- [Given instruction]
Find each line in the items below that contains the string "title", and copy those lines in full. The match is case-sensitive.

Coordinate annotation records
=-=-=-=-=

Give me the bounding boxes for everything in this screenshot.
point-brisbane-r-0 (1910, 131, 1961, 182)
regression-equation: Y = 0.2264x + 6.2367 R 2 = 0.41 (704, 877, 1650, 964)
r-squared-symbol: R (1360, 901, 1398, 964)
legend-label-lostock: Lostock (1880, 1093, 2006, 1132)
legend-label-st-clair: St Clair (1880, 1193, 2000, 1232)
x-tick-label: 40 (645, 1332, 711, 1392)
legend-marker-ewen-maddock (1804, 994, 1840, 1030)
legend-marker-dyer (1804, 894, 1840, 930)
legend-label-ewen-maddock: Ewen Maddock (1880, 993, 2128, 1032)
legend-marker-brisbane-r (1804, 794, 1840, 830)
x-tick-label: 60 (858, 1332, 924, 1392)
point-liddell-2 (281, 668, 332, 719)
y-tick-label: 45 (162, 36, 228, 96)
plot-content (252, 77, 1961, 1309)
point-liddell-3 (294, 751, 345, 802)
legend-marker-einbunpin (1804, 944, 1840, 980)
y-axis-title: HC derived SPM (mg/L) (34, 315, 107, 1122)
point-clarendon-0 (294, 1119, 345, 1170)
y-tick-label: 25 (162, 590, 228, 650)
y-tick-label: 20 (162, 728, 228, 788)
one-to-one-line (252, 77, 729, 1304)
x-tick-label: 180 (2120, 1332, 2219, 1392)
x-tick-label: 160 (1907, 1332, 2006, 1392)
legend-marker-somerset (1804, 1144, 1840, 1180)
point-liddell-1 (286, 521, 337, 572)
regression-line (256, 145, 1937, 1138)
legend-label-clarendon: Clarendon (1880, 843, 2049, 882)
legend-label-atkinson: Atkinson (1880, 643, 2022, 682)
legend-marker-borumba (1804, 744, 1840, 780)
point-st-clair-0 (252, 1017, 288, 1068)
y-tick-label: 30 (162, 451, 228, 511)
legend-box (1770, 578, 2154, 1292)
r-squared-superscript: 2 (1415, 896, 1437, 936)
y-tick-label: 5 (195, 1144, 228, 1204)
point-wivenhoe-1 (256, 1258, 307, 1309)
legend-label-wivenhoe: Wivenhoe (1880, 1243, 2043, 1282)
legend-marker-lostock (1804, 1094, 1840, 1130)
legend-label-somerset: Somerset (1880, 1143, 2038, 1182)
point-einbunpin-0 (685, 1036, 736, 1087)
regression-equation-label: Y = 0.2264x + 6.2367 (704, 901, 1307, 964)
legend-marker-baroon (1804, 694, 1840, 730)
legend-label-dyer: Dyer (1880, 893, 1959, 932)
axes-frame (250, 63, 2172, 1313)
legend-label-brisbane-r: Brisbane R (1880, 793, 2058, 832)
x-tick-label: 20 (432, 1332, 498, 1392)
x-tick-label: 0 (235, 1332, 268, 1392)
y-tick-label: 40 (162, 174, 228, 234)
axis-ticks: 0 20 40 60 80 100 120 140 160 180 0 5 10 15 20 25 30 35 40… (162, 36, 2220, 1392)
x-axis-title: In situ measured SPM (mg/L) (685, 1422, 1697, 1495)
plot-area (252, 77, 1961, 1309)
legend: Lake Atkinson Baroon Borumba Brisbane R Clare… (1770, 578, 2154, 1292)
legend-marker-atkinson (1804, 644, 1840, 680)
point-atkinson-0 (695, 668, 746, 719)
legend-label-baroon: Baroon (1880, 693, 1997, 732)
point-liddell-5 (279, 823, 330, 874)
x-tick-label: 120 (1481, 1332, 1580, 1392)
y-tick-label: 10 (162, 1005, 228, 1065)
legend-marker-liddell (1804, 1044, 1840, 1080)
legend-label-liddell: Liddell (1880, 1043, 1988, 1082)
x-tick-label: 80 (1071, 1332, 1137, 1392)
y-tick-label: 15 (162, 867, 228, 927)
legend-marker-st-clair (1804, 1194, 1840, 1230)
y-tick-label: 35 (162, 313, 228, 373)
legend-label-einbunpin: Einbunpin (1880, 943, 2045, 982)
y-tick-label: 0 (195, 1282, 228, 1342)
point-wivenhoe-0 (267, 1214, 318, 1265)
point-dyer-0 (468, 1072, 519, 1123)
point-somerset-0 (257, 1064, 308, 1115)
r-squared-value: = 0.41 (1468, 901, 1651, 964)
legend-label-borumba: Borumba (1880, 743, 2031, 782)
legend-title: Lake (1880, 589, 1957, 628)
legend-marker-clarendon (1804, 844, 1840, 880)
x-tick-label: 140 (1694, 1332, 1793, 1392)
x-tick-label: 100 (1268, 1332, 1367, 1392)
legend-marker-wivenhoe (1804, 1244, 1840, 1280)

=-=-=-=-=

- [Expected answer]
y-axis-title: HC derived SPM (mg/L) (34, 315, 107, 1122)
x-axis-title: In situ measured SPM (mg/L) (685, 1422, 1697, 1495)
legend-title: Lake (1880, 589, 1957, 628)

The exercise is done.